## Task details
Retype the records below exactly as they appear, but leave out any pictures.

···

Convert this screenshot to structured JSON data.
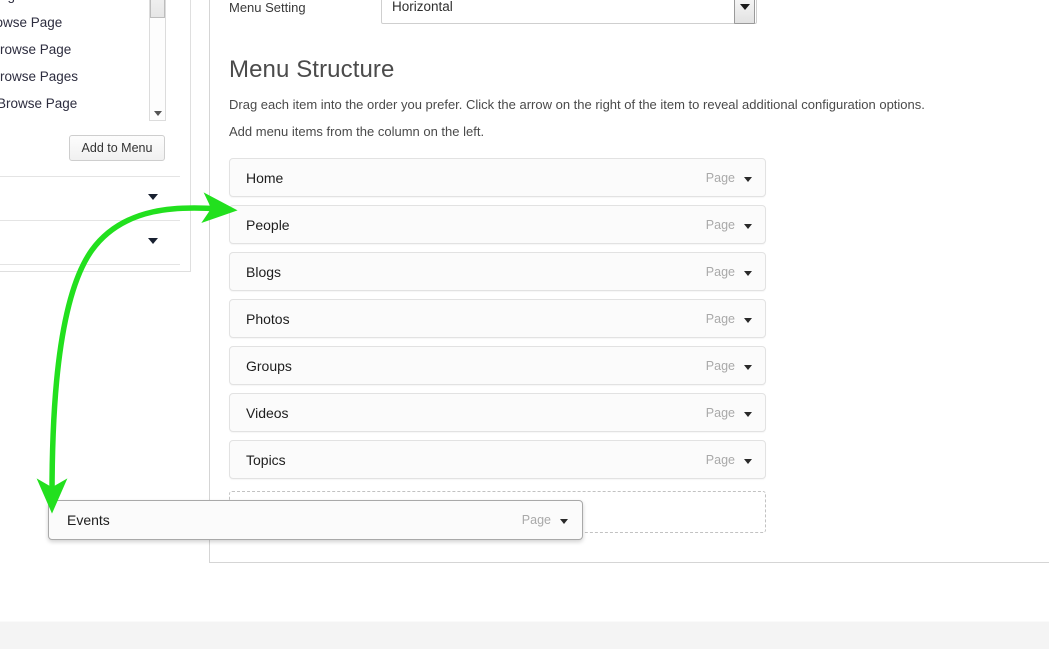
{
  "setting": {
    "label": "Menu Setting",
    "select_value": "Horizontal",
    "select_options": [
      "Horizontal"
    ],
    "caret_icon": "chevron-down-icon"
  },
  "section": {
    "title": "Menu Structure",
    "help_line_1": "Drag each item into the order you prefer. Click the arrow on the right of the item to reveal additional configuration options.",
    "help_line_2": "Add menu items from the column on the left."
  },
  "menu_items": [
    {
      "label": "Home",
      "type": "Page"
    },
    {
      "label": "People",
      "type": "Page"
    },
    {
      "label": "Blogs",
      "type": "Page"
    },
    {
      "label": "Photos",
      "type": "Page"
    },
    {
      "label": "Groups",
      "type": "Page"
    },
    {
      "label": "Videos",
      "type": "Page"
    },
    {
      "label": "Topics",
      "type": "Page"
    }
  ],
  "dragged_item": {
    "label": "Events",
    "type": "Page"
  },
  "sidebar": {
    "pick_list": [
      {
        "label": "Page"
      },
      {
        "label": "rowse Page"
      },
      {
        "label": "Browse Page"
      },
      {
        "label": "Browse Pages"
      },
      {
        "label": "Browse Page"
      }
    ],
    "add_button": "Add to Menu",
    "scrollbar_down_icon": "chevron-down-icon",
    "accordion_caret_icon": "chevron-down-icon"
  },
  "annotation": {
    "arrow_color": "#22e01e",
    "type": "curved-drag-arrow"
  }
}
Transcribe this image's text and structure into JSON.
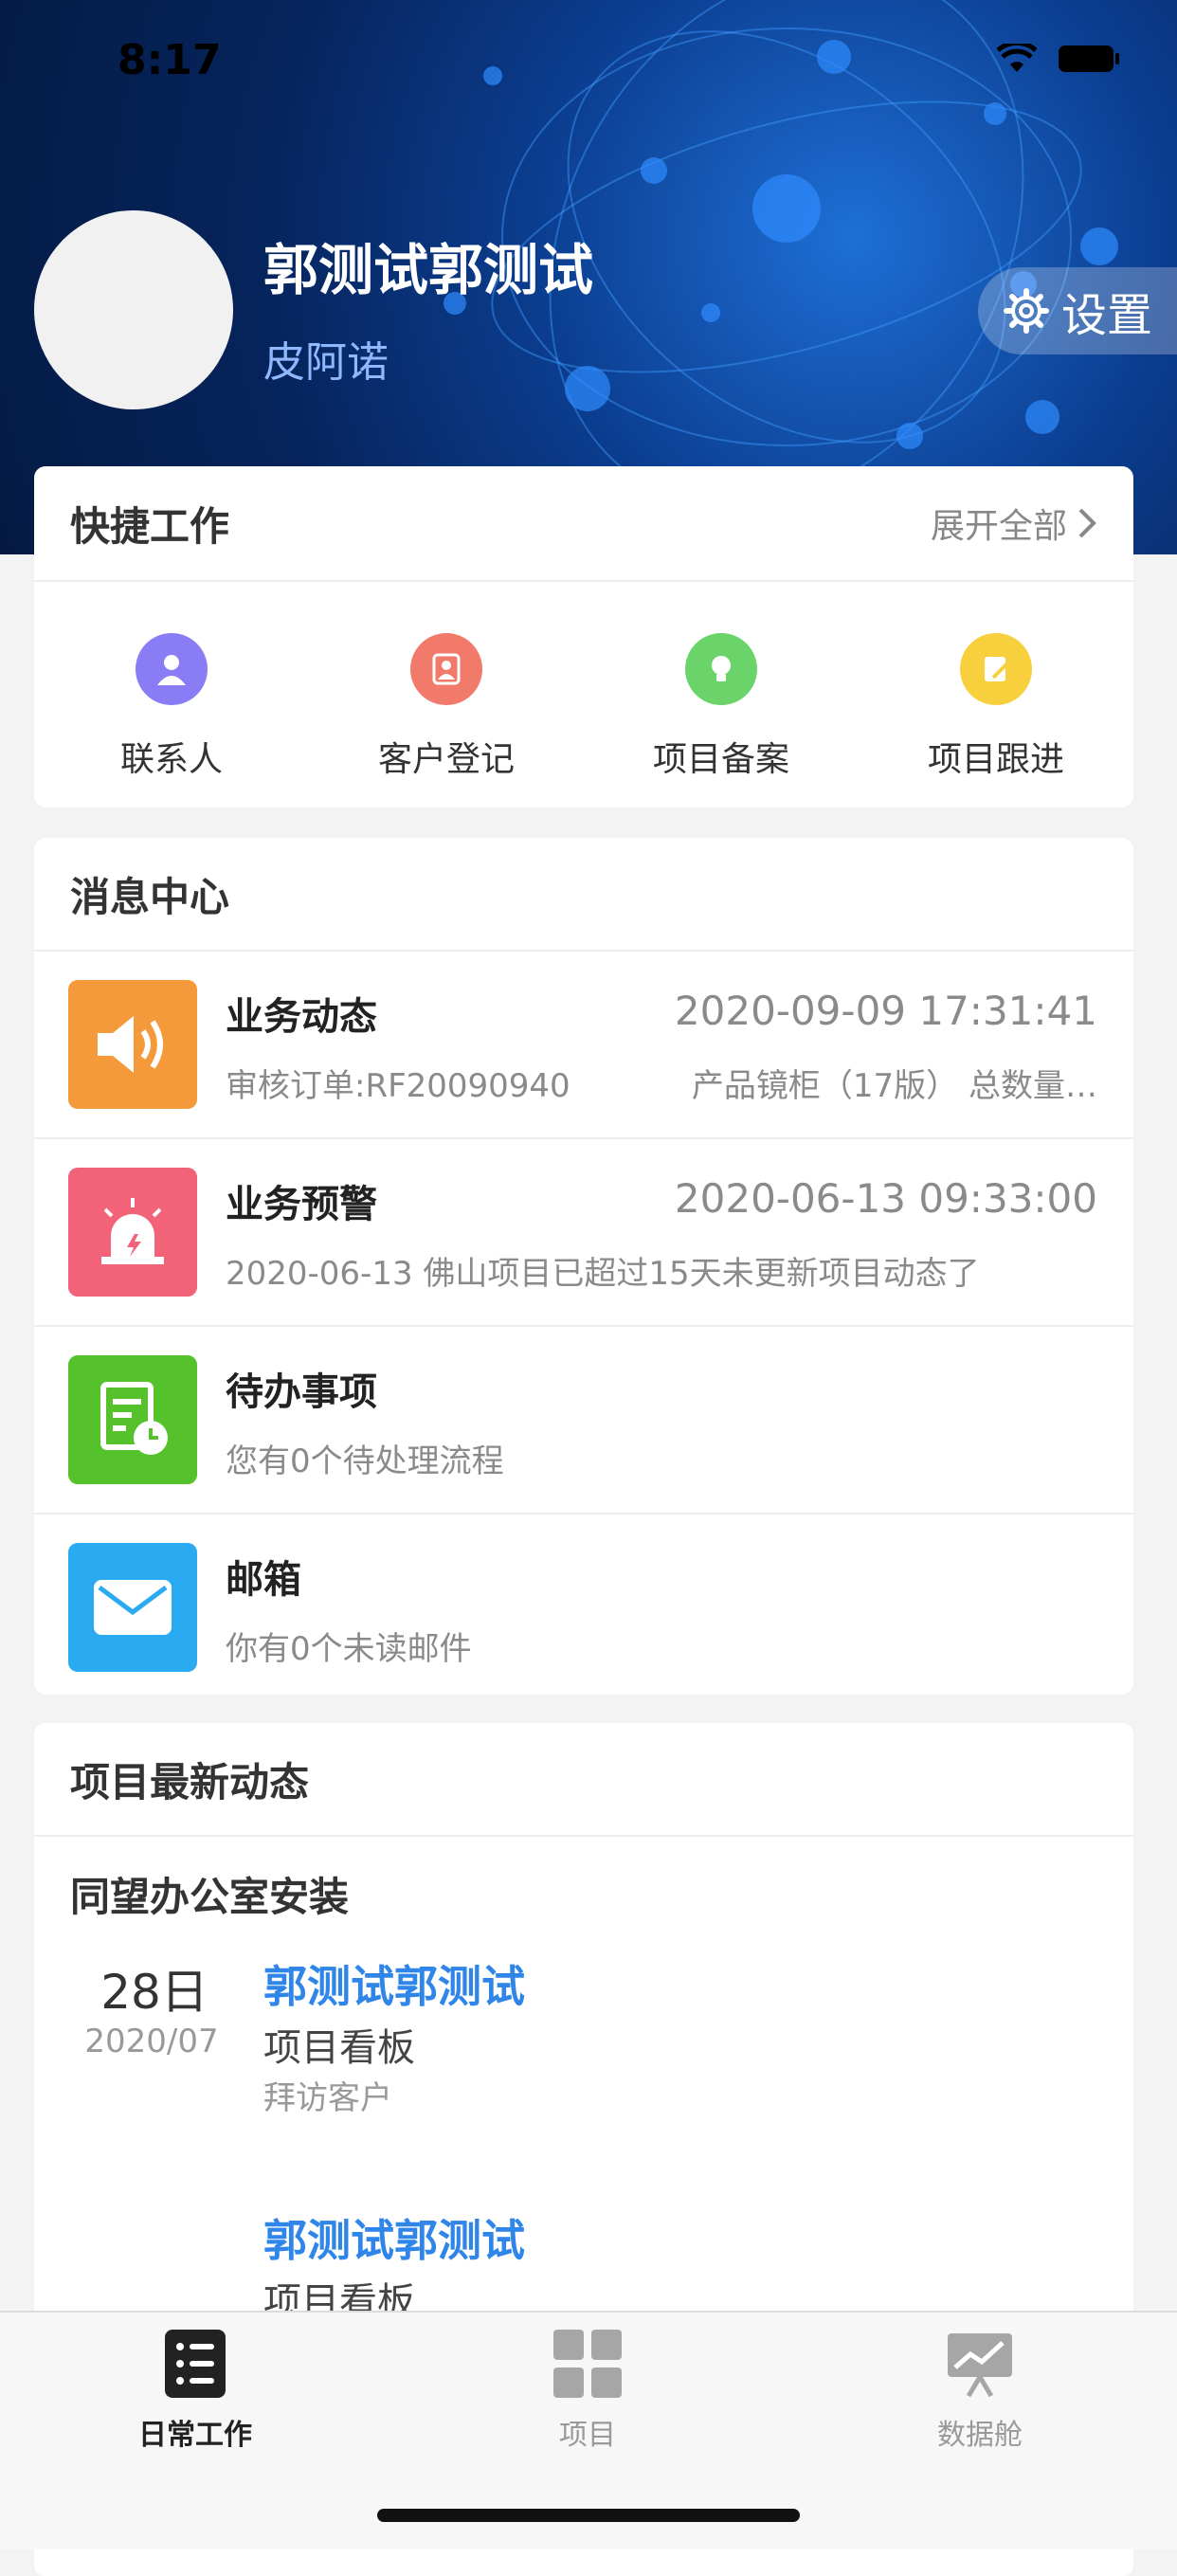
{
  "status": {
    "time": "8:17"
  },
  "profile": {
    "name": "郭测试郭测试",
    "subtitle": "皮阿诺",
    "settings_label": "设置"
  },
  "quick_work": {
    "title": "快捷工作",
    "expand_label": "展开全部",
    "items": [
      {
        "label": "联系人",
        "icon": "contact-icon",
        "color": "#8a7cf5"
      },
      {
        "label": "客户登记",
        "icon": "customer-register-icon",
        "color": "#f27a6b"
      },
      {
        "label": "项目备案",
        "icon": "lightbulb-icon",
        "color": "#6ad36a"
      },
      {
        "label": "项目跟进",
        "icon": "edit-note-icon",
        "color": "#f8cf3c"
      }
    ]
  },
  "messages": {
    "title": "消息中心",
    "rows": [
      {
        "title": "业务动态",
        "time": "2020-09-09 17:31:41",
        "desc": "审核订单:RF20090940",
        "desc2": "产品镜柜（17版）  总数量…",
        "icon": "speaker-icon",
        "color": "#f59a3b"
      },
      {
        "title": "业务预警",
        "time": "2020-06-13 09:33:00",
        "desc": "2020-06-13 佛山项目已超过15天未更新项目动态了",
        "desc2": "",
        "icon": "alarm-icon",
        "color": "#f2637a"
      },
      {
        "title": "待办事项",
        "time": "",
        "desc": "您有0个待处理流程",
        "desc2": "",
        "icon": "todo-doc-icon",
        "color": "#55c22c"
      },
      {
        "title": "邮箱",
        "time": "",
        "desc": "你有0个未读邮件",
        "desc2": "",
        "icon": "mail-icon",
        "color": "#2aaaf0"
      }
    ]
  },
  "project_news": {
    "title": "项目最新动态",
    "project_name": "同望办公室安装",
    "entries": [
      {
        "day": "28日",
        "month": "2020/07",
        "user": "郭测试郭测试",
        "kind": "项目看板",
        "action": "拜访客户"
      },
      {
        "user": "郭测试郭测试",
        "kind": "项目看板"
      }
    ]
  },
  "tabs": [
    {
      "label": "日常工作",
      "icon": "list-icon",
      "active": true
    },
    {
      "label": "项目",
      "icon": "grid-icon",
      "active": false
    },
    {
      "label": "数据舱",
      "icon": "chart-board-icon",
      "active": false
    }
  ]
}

···

## Response
Convert this screenshot to structured JSON data.
{
  "setting": {
    "label": "Menu Setting",
    "select_value": "Horizontal",
    "select_options": [
      "Horizontal"
    ],
    "caret_icon": "chevron-down-icon"
  },
  "section": {
    "title": "Menu Structure",
    "help_line_1": "Drag each item into the order you prefer. Click the arrow on the right of the item to reveal additional configuration options.",
    "help_line_2": "Add menu items from the column on the left."
  },
  "menu_items": [
    {
      "label": "Home",
      "type": "Page"
    },
    {
      "label": "People",
      "type": "Page"
    },
    {
      "label": "Blogs",
      "type": "Page"
    },
    {
      "label": "Photos",
      "type": "Page"
    },
    {
      "label": "Groups",
      "type": "Page"
    },
    {
      "label": "Videos",
      "type": "Page"
    },
    {
      "label": "Topics",
      "type": "Page"
    }
  ],
  "dragged_item": {
    "label": "Events",
    "type": "Page"
  },
  "sidebar": {
    "pick_list": [
      {
        "label": "Page"
      },
      {
        "label": "rowse Page"
      },
      {
        "label": "Browse Page"
      },
      {
        "label": "Browse Pages"
      },
      {
        "label": "Browse Page"
      }
    ],
    "add_button": "Add to Menu",
    "scrollbar_down_icon": "chevron-down-icon",
    "accordion_caret_icon": "chevron-down-icon"
  },
  "annotation": {
    "arrow_color": "#22e01e",
    "type": "curved-drag-arrow"
  }
}
Transcribe this image's text and structure into JSON.
{
  "status": {
    "time": "8:17"
  },
  "profile": {
    "name": "郭测试郭测试",
    "subtitle": "皮阿诺",
    "settings_label": "设置"
  },
  "quick_work": {
    "title": "快捷工作",
    "expand_label": "展开全部",
    "items": [
      {
        "label": "联系人",
        "icon": "contact-icon",
        "color": "#8a7cf5"
      },
      {
        "label": "客户登记",
        "icon": "customer-register-icon",
        "color": "#f27a6b"
      },
      {
        "label": "项目备案",
        "icon": "lightbulb-icon",
        "color": "#6ad36a"
      },
      {
        "label": "项目跟进",
        "icon": "edit-note-icon",
        "color": "#f8cf3c"
      }
    ]
  },
  "messages": {
    "title": "消息中心",
    "rows": [
      {
        "title": "业务动态",
        "time": "2020-09-09 17:31:41",
        "desc": "审核订单:RF20090940",
        "desc2": "产品镜柜（17版）  总数量…",
        "icon": "speaker-icon",
        "color": "#f59a3b"
      },
      {
        "title": "业务预警",
        "time": "2020-06-13 09:33:00",
        "desc": "2020-06-13 佛山项目已超过15天未更新项目动态了",
        "desc2": "",
        "icon": "alarm-icon",
        "color": "#f2637a"
      },
      {
        "title": "待办事项",
        "time": "",
        "desc": "您有0个待处理流程",
        "desc2": "",
        "icon": "todo-doc-icon",
        "color": "#55c22c"
      },
      {
        "title": "邮箱",
        "time": "",
        "desc": "你有0个未读邮件",
        "desc2": "",
        "icon": "mail-icon",
        "color": "#2aaaf0"
      }
    ]
  },
  "project_news": {
    "title": "项目最新动态",
    "project_name": "同望办公室安装",
    "entries": [
      {
        "day": "28日",
        "month": "2020/07",
        "user": "郭测试郭测试",
        "kind": "项目看板",
        "action": "拜访客户"
      },
      {
        "user": "郭测试郭测试",
        "kind": "项目看板"
      }
    ]
  },
  "tabs": [
    {
      "label": "日常工作",
      "icon": "list-icon",
      "active": true
    },
    {
      "label": "项目",
      "icon": "grid-icon",
      "active": false
    },
    {
      "label": "数据舱",
      "icon": "chart-board-icon",
      "active": false
    }
  ]
}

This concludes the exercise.